### EXERCISE GOAL:
Pictures are not part of the copy; repeat everything else in the records exactly.
>> begin INPUT MATERIAL
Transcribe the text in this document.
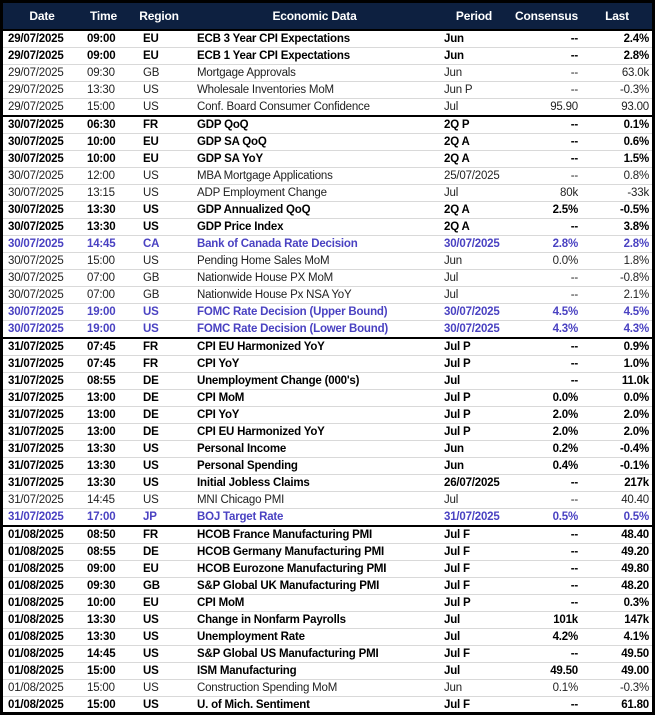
Date	Time	Region	Economic Data	Period	Consensus	Last
29/07/2025	09:00	EU	ECB 3 Year CPI Expectations	Jun	--	2.4%
29/07/2025	09:00	EU	ECB 1 Year CPI Expectations	Jun	--	2.8%
29/07/2025	09:30	GB	Mortgage Approvals	Jun	--	63.0k
29/07/2025	13:30	US	Wholesale Inventories MoM	Jun P	--	-0.3%
29/07/2025	15:00	US	Conf. Board Consumer Confidence	Jul	95.90	93.00
30/07/2025	06:30	FR	GDP QoQ	2Q P	--	0.1%
30/07/2025	10:00	EU	GDP SA QoQ	2Q A	--	0.6%
30/07/2025	10:00	EU	GDP SA YoY	2Q A	--	1.5%
30/07/2025	12:00	US	MBA Mortgage Applications	25/07/2025	--	0.8%
30/07/2025	13:15	US	ADP Employment Change	Jul	80k	-33k
30/07/2025	13:30	US	GDP Annualized QoQ	2Q A	2.5%	-0.5%
30/07/2025	13:30	US	GDP Price Index	2Q A	--	3.8%
30/07/2025	14:45	CA	Bank of Canada Rate Decision	30/07/2025	2.8%	2.8%
30/07/2025	15:00	US	Pending Home Sales MoM	Jun	0.0%	1.8%
30/07/2025	07:00	GB	Nationwide House PX MoM	Jul	--	-0.8%
30/07/2025	07:00	GB	Nationwide House Px NSA YoY	Jul	--	2.1%
30/07/2025	19:00	US	FOMC Rate Decision (Upper Bound)	30/07/2025	4.5%	4.5%
30/07/2025	19:00	US	FOMC Rate Decision (Lower Bound)	30/07/2025	4.3%	4.3%
31/07/2025	07:45	FR	CPI EU Harmonized YoY	Jul P	--	0.9%
31/07/2025	07:45	FR	CPI YoY	Jul P	--	1.0%
31/07/2025	08:55	DE	Unemployment Change (000's)	Jul	--	11.0k
31/07/2025	13:00	DE	CPI MoM	Jul P	0.0%	0.0%
31/07/2025	13:00	DE	CPI YoY	Jul P	2.0%	2.0%
31/07/2025	13:00	DE	CPI EU Harmonized YoY	Jul P	2.0%	2.0%
31/07/2025	13:30	US	Personal Income	Jun	0.2%	-0.4%
31/07/2025	13:30	US	Personal Spending	Jun	0.4%	-0.1%
31/07/2025	13:30	US	Initial Jobless Claims	26/07/2025	--	217k
31/07/2025	14:45	US	MNI Chicago PMI	Jul	--	40.40
31/07/2025	17:00	JP	BOJ Target Rate	31/07/2025	0.5%	0.5%
01/08/2025	08:50	FR	HCOB France Manufacturing PMI	Jul F	--	48.40
01/08/2025	08:55	DE	HCOB Germany Manufacturing PMI	Jul F	--	49.20
01/08/2025	09:00	EU	HCOB Eurozone Manufacturing PMI	Jul F	--	49.80
01/08/2025	09:30	GB	S&P Global UK Manufacturing PMI	Jul F	--	48.20
01/08/2025	10:00	EU	CPI MoM	Jul P	--	0.3%
01/08/2025	13:30	US	Change in Nonfarm Payrolls	Jul	101k	147k
01/08/2025	13:30	US	Unemployment Rate	Jul	4.2%	4.1%
01/08/2025	14:45	US	S&P Global US Manufacturing PMI	Jul F	--	49.50
01/08/2025	15:00	US	ISM Manufacturing	Jul	49.50	49.00
01/08/2025	15:00	US	Construction Spending MoM	Jun	0.1%	-0.3%
01/08/2025	15:00	US	U. of Mich. Sentiment	Jul F	--	61.80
>> end INPUT MATERIAL
### ANSWER TO THE EXERCISE:
Transcribe the text in this document.
Date	Time	Region	Economic Data	Period	Consensus	Last
29/07/2025	09:00	EU	ECB 3 Year CPI Expectations	Jun	--	2.4%
29/07/2025	09:00	EU	ECB 1 Year CPI Expectations	Jun	--	2.8%
29/07/2025	09:30	GB	Mortgage Approvals	Jun	--	63.0k
29/07/2025	13:30	US	Wholesale Inventories MoM	Jun P	--	-0.3%
29/07/2025	15:00	US	Conf. Board Consumer Confidence	Jul	95.90	93.00
30/07/2025	06:30	FR	GDP QoQ	2Q P	--	0.1%
30/07/2025	10:00	EU	GDP SA QoQ	2Q A	--	0.6%
30/07/2025	10:00	EU	GDP SA YoY	2Q A	--	1.5%
30/07/2025	12:00	US	MBA Mortgage Applications	25/07/2025	--	0.8%
30/07/2025	13:15	US	ADP Employment Change	Jul	80k	-33k
30/07/2025	13:30	US	GDP Annualized QoQ	2Q A	2.5%	-0.5%
30/07/2025	13:30	US	GDP Price Index	2Q A	--	3.8%
30/07/2025	14:45	CA	Bank of Canada Rate Decision	30/07/2025	2.8%	2.8%
30/07/2025	15:00	US	Pending Home Sales MoM	Jun	0.0%	1.8%
30/07/2025	07:00	GB	Nationwide House PX MoM	Jul	--	-0.8%
30/07/2025	07:00	GB	Nationwide House Px NSA YoY	Jul	--	2.1%
30/07/2025	19:00	US	FOMC Rate Decision (Upper Bound)	30/07/2025	4.5%	4.5%
30/07/2025	19:00	US	FOMC Rate Decision (Lower Bound)	30/07/2025	4.3%	4.3%
31/07/2025	07:45	FR	CPI EU Harmonized YoY	Jul P	--	0.9%
31/07/2025	07:45	FR	CPI YoY	Jul P	--	1.0%
31/07/2025	08:55	DE	Unemployment Change (000's)	Jul	--	11.0k
31/07/2025	13:00	DE	CPI MoM	Jul P	0.0%	0.0%
31/07/2025	13:00	DE	CPI YoY	Jul P	2.0%	2.0%
31/07/2025	13:00	DE	CPI EU Harmonized YoY	Jul P	2.0%	2.0%
31/07/2025	13:30	US	Personal Income	Jun	0.2%	-0.4%
31/07/2025	13:30	US	Personal Spending	Jun	0.4%	-0.1%
31/07/2025	13:30	US	Initial Jobless Claims	26/07/2025	--	217k
31/07/2025	14:45	US	MNI Chicago PMI	Jul	--	40.40
31/07/2025	17:00	JP	BOJ Target Rate	31/07/2025	0.5%	0.5%
01/08/2025	08:50	FR	HCOB France Manufacturing PMI	Jul F	--	48.40
01/08/2025	08:55	DE	HCOB Germany Manufacturing PMI	Jul F	--	49.20
01/08/2025	09:00	EU	HCOB Eurozone Manufacturing PMI	Jul F	--	49.80
01/08/2025	09:30	GB	S&P Global UK Manufacturing PMI	Jul F	--	48.20
01/08/2025	10:00	EU	CPI MoM	Jul P	--	0.3%
01/08/2025	13:30	US	Change in Nonfarm Payrolls	Jul	101k	147k
01/08/2025	13:30	US	Unemployment Rate	Jul	4.2%	4.1%
01/08/2025	14:45	US	S&P Global US Manufacturing PMI	Jul F	--	49.50
01/08/2025	15:00	US	ISM Manufacturing	Jul	49.50	49.00
01/08/2025	15:00	US	Construction Spending MoM	Jun	0.1%	-0.3%
01/08/2025	15:00	US	U. of Mich. Sentiment	Jul F	--	61.80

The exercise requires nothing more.